*The request:* Quote, verbatim, all material below, without pictures.

*Record excerpts:*
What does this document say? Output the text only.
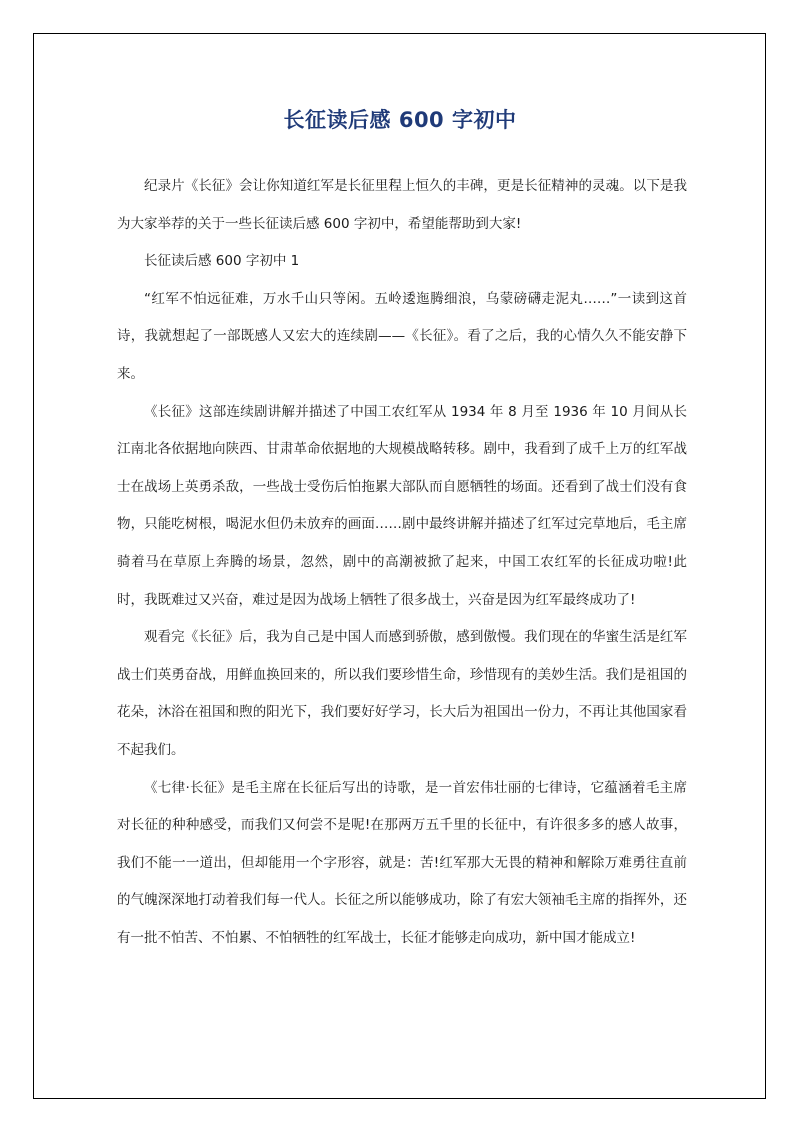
长征读后感 600 字初中

纪录片《长征》会让你知道红军是长征里程上恒久的丰碑，更是长征精神的灵魂。以下是我为大家举荐的关于一些长征读后感 600 字初中，希望能帮助到大家!

长征读后感 600 字初中 1

“红军不怕远征难，万水千山只等闲。五岭逶迤腾细浪，乌蒙磅礴走泥丸……”一读到这首诗，我就想起了一部既感人又宏大的连续剧——《长征》。看了之后，我的心情久久不能安静下来。

《长征》这部连续剧讲解并描述了中国工农红军从 1934 年 8 月至 1936 年 10 月间从长江南北各依据地向陕西、甘肃革命依据地的大规模战略转移。剧中，我看到了成千上万的红军战士在战场上英勇杀敌，一些战士受伤后怕拖累大部队而自愿牺牲的场面。还看到了战士们没有食物，只能吃树根，喝泥水但仍未放弃的画面……剧中最终讲解并描述了红军过完草地后，毛主席骑着马在草原上奔腾的场景，忽然，剧中的高潮被掀了起来，中国工农红军的长征成功啦!此时，我既难过又兴奋，难过是因为战场上牺牲了很多战士，兴奋是因为红军最终成功了!

观看完《长征》后，我为自己是中国人而感到骄傲，感到傲慢。我们现在的华蜜生活是红军战士们英勇奋战，用鲜血换回来的，所以我们要珍惜生命，珍惜现有的美妙生活。我们是祖国的花朵，沐浴在祖国和煦的阳光下，我们要好好学习，长大后为祖国出一份力，不再让其他国家看不起我们。

《七律·长征》是毛主席在长征后写出的诗歌，是一首宏伟壮丽的七律诗，它蕴涵着毛主席对长征的种种感受，而我们又何尝不是呢!在那两万五千里的长征中，有许很多多的感人故事，我们不能一一道出，但却能用一个字形容，就是：苦!红军那大无畏的精神和解除万难勇往直前的气魄深深地打动着我们每一代人。长征之所以能够成功，除了有宏大领袖毛主席的指挥外，还有一批不怕苦、不怕累、不怕牺牲的红军战士，长征才能够走向成功，新中国才能成立!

*Exercise output:*
What does this document say? Output the text only.
长征读后感 600 字初中

纪录片《长征》会让你知道红军是长征里程上恒久的丰碑，更是长征精神的灵魂。以下是我为大家举荐的关于一些长征读后感 600 字初中，希望能帮助到大家!

长征读后感 600 字初中 1

“红军不怕远征难，万水千山只等闲。五岭逶迤腾细浪，乌蒙磅礴走泥丸……”一读到这首诗，我就想起了一部既感人又宏大的连续剧——《长征》。看了之后，我的心情久久不能安静下来。

《长征》这部连续剧讲解并描述了中国工农红军从 1934 年 8 月至 1936 年 10 月间从长江南北各依据地向陕西、甘肃革命依据地的大规模战略转移。剧中，我看到了成千上万的红军战士在战场上英勇杀敌，一些战士受伤后怕拖累大部队而自愿牺牲的场面。还看到了战士们没有食物，只能吃树根，喝泥水但仍未放弃的画面……剧中最终讲解并描述了红军过完草地后，毛主席骑着马在草原上奔腾的场景，忽然，剧中的高潮被掀了起来，中国工农红军的长征成功啦!此时，我既难过又兴奋，难过是因为战场上牺牲了很多战士，兴奋是因为红军最终成功了!

观看完《长征》后，我为自己是中国人而感到骄傲，感到傲慢。我们现在的华蜜生活是红军战士们英勇奋战，用鲜血换回来的，所以我们要珍惜生命，珍惜现有的美妙生活。我们是祖国的花朵，沐浴在祖国和煦的阳光下，我们要好好学习，长大后为祖国出一份力，不再让其他国家看不起我们。

《七律·长征》是毛主席在长征后写出的诗歌，是一首宏伟壮丽的七律诗，它蕴涵着毛主席对长征的种种感受，而我们又何尝不是呢!在那两万五千里的长征中，有许很多多的感人故事，我们不能一一道出，但却能用一个字形容，就是：苦!红军那大无畏的精神和解除万难勇往直前的气魄深深地打动着我们每一代人。长征之所以能够成功，除了有宏大领袖毛主席的指挥外，还有一批不怕苦、不怕累、不怕牺牲的红军战士，长征才能够走向成功，新中国才能成立!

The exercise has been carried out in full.